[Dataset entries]
==============================
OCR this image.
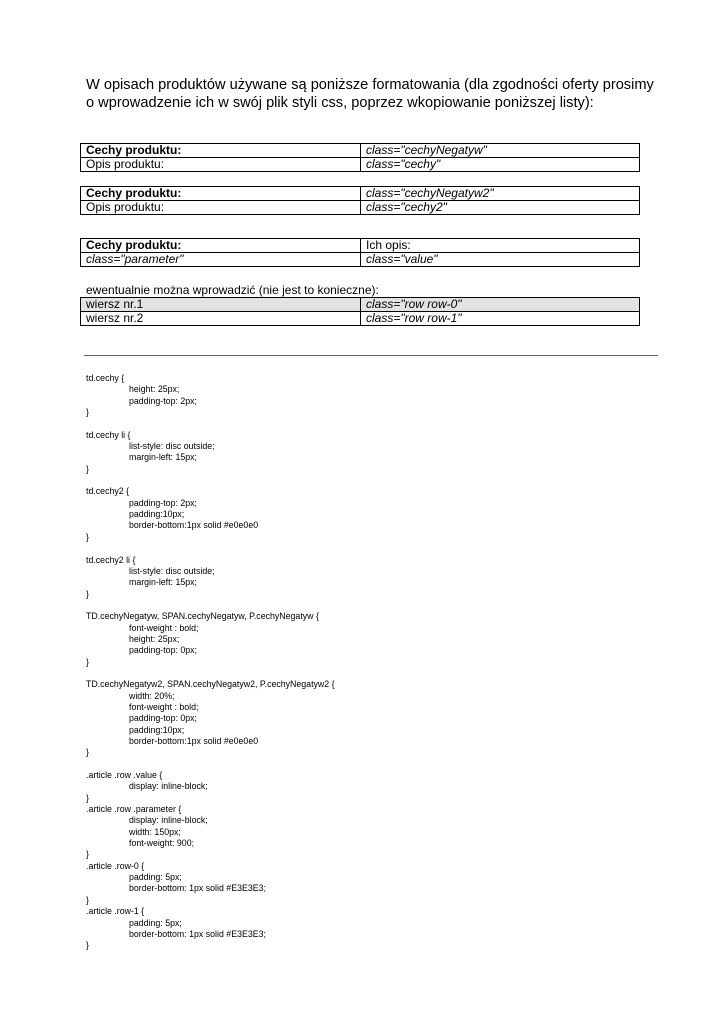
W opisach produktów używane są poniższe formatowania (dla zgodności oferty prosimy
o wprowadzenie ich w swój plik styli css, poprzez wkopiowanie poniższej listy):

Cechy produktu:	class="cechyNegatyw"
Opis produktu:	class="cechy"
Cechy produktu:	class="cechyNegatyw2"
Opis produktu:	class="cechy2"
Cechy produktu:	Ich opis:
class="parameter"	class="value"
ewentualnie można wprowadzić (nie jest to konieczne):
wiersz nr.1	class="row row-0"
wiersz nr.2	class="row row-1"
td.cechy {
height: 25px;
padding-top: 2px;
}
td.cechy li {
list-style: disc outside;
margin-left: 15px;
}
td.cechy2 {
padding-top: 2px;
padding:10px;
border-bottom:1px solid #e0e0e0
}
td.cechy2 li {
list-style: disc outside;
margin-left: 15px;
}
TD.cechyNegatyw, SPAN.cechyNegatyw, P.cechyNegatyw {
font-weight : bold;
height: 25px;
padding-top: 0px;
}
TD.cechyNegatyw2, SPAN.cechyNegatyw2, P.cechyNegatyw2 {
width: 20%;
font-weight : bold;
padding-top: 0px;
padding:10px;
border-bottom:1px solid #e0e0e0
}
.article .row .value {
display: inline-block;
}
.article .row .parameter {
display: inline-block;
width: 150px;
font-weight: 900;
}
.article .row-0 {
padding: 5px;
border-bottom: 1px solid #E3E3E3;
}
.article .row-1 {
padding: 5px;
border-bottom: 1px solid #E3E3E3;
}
==============================
Repeat each entry exactly as it appears; skip any picture.

OCR this image.
W opisach produktów używane są poniższe formatowania (dla zgodności oferty prosimy
o wprowadzenie ich w swój plik styli css, poprzez wkopiowanie poniższej listy):

Cechy produktu:	class="cechyNegatyw"
Opis produktu:	class="cechy"
Cechy produktu:	class="cechyNegatyw2"
Opis produktu:	class="cechy2"
Cechy produktu:	Ich opis:
class="parameter"	class="value"
ewentualnie można wprowadzić (nie jest to konieczne):
wiersz nr.1	class="row row-0"
wiersz nr.2	class="row row-1"
td.cechy {
height: 25px;
padding-top: 2px;
}
td.cechy li {
list-style: disc outside;
margin-left: 15px;
}
td.cechy2 {
padding-top: 2px;
padding:10px;
border-bottom:1px solid #e0e0e0
}
td.cechy2 li {
list-style: disc outside;
margin-left: 15px;
}
TD.cechyNegatyw, SPAN.cechyNegatyw, P.cechyNegatyw {
font-weight : bold;
height: 25px;
padding-top: 0px;
}
TD.cechyNegatyw2, SPAN.cechyNegatyw2, P.cechyNegatyw2 {
width: 20%;
font-weight : bold;
padding-top: 0px;
padding:10px;
border-bottom:1px solid #e0e0e0
}
.article .row .value {
display: inline-block;
}
.article .row .parameter {
display: inline-block;
width: 150px;
font-weight: 900;
}
.article .row-0 {
padding: 5px;
border-bottom: 1px solid #E3E3E3;
}
.article .row-1 {
padding: 5px;
border-bottom: 1px solid #E3E3E3;
}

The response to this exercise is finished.